● **Work to be completed**
Retype the records below exactly as they appear.

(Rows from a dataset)
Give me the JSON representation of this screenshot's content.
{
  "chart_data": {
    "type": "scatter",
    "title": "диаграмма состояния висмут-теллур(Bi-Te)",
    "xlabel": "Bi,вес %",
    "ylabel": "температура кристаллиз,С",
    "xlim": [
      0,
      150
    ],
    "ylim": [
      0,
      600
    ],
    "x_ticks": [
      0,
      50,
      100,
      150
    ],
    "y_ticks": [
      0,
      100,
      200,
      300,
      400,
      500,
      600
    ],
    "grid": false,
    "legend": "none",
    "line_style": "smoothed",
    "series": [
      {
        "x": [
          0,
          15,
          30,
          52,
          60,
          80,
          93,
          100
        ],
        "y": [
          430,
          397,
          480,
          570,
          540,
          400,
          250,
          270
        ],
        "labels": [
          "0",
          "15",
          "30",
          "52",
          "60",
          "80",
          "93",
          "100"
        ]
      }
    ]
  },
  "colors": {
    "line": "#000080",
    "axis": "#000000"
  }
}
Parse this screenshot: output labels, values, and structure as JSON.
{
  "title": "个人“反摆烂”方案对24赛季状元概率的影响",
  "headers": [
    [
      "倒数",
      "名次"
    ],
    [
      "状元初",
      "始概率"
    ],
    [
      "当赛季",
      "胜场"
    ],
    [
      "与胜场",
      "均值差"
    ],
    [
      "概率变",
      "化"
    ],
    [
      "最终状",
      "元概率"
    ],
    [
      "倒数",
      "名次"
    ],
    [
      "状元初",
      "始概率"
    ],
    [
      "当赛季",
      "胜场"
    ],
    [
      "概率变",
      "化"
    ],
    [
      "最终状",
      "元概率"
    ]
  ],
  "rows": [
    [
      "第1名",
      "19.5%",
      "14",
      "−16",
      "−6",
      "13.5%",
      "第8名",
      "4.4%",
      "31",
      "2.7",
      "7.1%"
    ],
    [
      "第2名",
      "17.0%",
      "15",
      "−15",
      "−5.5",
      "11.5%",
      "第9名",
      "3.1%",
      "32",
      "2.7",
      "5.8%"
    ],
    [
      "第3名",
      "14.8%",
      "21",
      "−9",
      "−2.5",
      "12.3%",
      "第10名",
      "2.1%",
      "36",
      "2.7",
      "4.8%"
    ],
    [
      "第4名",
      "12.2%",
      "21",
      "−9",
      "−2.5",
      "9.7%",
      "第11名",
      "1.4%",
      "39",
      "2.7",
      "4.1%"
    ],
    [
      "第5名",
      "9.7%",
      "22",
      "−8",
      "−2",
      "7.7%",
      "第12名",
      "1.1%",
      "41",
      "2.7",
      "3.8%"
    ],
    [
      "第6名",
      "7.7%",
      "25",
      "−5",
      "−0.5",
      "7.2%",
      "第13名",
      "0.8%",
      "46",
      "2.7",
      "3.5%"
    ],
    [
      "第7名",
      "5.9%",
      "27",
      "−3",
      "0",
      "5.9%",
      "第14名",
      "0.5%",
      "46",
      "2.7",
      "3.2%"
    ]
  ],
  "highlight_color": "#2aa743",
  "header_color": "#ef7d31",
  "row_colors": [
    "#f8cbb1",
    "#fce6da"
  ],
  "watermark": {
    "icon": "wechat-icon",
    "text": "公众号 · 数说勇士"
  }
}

● **Solution for this exercise**
Give me the JSON representation of this screenshot's content.
{
  "chart_data": {
    "type": "scatter",
    "title": "диаграмма состояния висмут-теллур(Bi-Te)",
    "xlabel": "Bi,вес %",
    "ylabel": "температура кристаллиз,С",
    "xlim": [
      0,
      150
    ],
    "ylim": [
      0,
      600
    ],
    "x_ticks": [
      0,
      50,
      100,
      150
    ],
    "y_ticks": [
      0,
      100,
      200,
      300,
      400,
      500,
      600
    ],
    "grid": false,
    "legend": "none",
    "line_style": "smoothed",
    "series": [
      {
        "x": [
          0,
          15,
          30,
          52,
          60,
          80,
          93,
          100
        ],
        "y": [
          430,
          397,
          480,
          570,
          540,
          400,
          250,
          270
        ],
        "labels": [
          "0",
          "15",
          "30",
          "52",
          "60",
          "80",
          "93",
          "100"
        ]
      }
    ]
  },
  "colors": {
    "line": "#000080",
    "axis": "#000000"
  }
}
Parse this screenshot: output labels, values, and structure as JSON.
{
  "title": "个人“反摆烂”方案对24赛季状元概率的影响",
  "headers": [
    [
      "倒数",
      "名次"
    ],
    [
      "状元初",
      "始概率"
    ],
    [
      "当赛季",
      "胜场"
    ],
    [
      "与胜场",
      "均值差"
    ],
    [
      "概率变",
      "化"
    ],
    [
      "最终状",
      "元概率"
    ],
    [
      "倒数",
      "名次"
    ],
    [
      "状元初",
      "始概率"
    ],
    [
      "当赛季",
      "胜场"
    ],
    [
      "概率变",
      "化"
    ],
    [
      "最终状",
      "元概率"
    ]
  ],
  "rows": [
    [
      "第1名",
      "19.5%",
      "14",
      "−16",
      "−6",
      "13.5%",
      "第8名",
      "4.4%",
      "31",
      "2.7",
      "7.1%"
    ],
    [
      "第2名",
      "17.0%",
      "15",
      "−15",
      "−5.5",
      "11.5%",
      "第9名",
      "3.1%",
      "32",
      "2.7",
      "5.8%"
    ],
    [
      "第3名",
      "14.8%",
      "21",
      "−9",
      "−2.5",
      "12.3%",
      "第10名",
      "2.1%",
      "36",
      "2.7",
      "4.8%"
    ],
    [
      "第4名",
      "12.2%",
      "21",
      "−9",
      "−2.5",
      "9.7%",
      "第11名",
      "1.4%",
      "39",
      "2.7",
      "4.1%"
    ],
    [
      "第5名",
      "9.7%",
      "22",
      "−8",
      "−2",
      "7.7%",
      "第12名",
      "1.1%",
      "41",
      "2.7",
      "3.8%"
    ],
    [
      "第6名",
      "7.7%",
      "25",
      "−5",
      "−0.5",
      "7.2%",
      "第13名",
      "0.8%",
      "46",
      "2.7",
      "3.5%"
    ],
    [
      "第7名",
      "5.9%",
      "27",
      "−3",
      "0",
      "5.9%",
      "第14名",
      "0.5%",
      "46",
      "2.7",
      "3.2%"
    ]
  ],
  "highlight_color": "#2aa743",
  "header_color": "#ef7d31",
  "row_colors": [
    "#f8cbb1",
    "#fce6da"
  ],
  "watermark": {
    "icon": "wechat-icon",
    "text": "公众号 · 数说勇士"
  }
}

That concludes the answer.